(Required work)
Copy each line in which the string "Companies" occurs.
— START OF Data supplied —
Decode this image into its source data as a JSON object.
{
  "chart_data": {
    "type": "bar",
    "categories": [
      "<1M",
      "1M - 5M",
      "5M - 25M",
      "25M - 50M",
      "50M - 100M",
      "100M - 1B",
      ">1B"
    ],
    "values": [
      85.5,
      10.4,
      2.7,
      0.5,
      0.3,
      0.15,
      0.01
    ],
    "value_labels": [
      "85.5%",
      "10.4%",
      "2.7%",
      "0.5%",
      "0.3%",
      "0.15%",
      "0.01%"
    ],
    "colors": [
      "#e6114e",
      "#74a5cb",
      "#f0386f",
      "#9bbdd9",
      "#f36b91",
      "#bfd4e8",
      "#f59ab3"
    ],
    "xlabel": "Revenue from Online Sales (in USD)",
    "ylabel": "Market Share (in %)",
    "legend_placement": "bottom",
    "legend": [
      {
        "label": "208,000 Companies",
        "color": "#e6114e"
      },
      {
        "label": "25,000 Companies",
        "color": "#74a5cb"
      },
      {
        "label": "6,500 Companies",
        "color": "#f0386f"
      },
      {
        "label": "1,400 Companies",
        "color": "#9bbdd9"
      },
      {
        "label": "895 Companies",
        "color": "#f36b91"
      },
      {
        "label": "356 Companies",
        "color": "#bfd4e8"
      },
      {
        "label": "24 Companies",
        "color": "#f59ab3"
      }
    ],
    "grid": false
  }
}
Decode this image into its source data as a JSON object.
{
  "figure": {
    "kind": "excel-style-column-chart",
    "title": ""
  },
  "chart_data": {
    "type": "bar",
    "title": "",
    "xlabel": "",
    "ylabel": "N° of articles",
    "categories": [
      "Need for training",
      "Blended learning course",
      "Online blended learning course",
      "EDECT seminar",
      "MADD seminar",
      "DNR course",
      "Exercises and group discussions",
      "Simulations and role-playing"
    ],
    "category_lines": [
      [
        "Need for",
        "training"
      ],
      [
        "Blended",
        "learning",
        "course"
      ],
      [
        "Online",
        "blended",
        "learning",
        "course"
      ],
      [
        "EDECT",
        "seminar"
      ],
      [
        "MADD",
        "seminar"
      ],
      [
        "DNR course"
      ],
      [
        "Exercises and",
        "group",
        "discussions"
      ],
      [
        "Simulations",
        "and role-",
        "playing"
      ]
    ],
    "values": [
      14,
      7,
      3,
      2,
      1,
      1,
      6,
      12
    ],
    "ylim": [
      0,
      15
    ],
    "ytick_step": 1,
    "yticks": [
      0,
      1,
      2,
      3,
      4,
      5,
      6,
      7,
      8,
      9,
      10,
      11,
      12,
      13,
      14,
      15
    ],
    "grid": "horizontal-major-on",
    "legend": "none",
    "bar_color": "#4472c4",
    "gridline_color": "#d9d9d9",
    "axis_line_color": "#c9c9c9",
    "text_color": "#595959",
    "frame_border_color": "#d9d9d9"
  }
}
— END OF Data supplied —
(Reply to the exercise)
        "label": "208,000 Companies",
        "label": "25,000 Companies",
        "label": "6,500 Companies",
        "label": "1,400 Companies",
        "label": "895 Companies",
        "label": "356 Companies",
        "label": "24 Companies",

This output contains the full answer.